Output every line below without omitting or altering anything.

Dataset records
******

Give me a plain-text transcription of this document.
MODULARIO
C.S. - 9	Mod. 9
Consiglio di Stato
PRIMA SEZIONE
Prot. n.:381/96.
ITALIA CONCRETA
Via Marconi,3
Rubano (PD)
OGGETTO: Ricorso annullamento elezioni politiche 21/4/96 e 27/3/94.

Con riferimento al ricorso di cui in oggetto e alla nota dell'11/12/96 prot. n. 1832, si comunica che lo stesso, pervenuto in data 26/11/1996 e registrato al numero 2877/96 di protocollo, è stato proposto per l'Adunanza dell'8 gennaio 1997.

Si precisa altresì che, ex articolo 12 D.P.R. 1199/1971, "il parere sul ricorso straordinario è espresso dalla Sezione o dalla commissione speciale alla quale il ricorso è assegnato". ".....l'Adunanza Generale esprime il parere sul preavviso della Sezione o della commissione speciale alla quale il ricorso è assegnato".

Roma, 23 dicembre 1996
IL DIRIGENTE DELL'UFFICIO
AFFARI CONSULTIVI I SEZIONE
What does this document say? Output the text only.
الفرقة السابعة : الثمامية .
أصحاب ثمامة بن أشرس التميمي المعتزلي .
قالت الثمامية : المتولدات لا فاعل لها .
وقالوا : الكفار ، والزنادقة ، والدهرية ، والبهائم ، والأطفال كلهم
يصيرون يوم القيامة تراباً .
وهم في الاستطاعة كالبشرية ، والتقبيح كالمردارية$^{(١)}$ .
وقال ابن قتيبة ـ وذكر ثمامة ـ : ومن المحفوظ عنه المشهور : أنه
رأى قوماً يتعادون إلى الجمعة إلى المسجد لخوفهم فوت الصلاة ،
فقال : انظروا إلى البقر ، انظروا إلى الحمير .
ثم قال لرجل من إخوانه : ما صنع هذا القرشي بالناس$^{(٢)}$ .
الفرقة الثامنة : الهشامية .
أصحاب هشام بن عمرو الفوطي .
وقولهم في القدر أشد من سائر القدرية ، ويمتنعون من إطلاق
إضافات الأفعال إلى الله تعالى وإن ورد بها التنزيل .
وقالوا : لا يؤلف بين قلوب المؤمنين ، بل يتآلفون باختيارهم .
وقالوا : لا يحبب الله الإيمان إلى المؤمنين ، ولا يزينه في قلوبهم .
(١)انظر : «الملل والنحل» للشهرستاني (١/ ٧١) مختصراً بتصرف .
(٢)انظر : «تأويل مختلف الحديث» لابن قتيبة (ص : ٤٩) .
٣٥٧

******

RESPONSE TO THE TASK
Give me a plain-text transcription of this document.
MODULARIO
C.S. - 9	Mod. 9
Consiglio di Stato
PRIMA SEZIONE
Prot. n.:381/96.
ITALIA CONCRETA
Via Marconi,3
Rubano (PD)
OGGETTO: Ricorso annullamento elezioni politiche 21/4/96 e 27/3/94.

Con riferimento al ricorso di cui in oggetto e alla nota dell'11/12/96 prot. n. 1832, si comunica che lo stesso, pervenuto in data 26/11/1996 e registrato al numero 2877/96 di protocollo, è stato proposto per l'Adunanza dell'8 gennaio 1997.

Si precisa altresì che, ex articolo 12 D.P.R. 1199/1971, "il parere sul ricorso straordinario è espresso dalla Sezione o dalla commissione speciale alla quale il ricorso è assegnato". ".....l'Adunanza Generale esprime il parere sul preavviso della Sezione o della commissione speciale alla quale il ricorso è assegnato".

Roma, 23 dicembre 1996
IL DIRIGENTE DELL'UFFICIO
AFFARI CONSULTIVI I SEZIONE
What does this document say? Output the text only.
الفرقة السابعة : الثمامية .
أصحاب ثمامة بن أشرس التميمي المعتزلي .
قالت الثمامية : المتولدات لا فاعل لها .
وقالوا : الكفار ، والزنادقة ، والدهرية ، والبهائم ، والأطفال كلهم
يصيرون يوم القيامة تراباً .
وهم في الاستطاعة كالبشرية ، والتقبيح كالمردارية$^{(١)}$ .
وقال ابن قتيبة ـ وذكر ثمامة ـ : ومن المحفوظ عنه المشهور : أنه
رأى قوماً يتعادون إلى الجمعة إلى المسجد لخوفهم فوت الصلاة ،
فقال : انظروا إلى البقر ، انظروا إلى الحمير .
ثم قال لرجل من إخوانه : ما صنع هذا القرشي بالناس$^{(٢)}$ .
الفرقة الثامنة : الهشامية .
أصحاب هشام بن عمرو الفوطي .
وقولهم في القدر أشد من سائر القدرية ، ويمتنعون من إطلاق
إضافات الأفعال إلى الله تعالى وإن ورد بها التنزيل .
وقالوا : لا يؤلف بين قلوب المؤمنين ، بل يتآلفون باختيارهم .
وقالوا : لا يحبب الله الإيمان إلى المؤمنين ، ولا يزينه في قلوبهم .
(١)انظر : «الملل والنحل» للشهرستاني (١/ ٧١) مختصراً بتصرف .
(٢)انظر : «تأويل مختلف الحديث» لابن قتيبة (ص : ٤٩) .
٣٥٧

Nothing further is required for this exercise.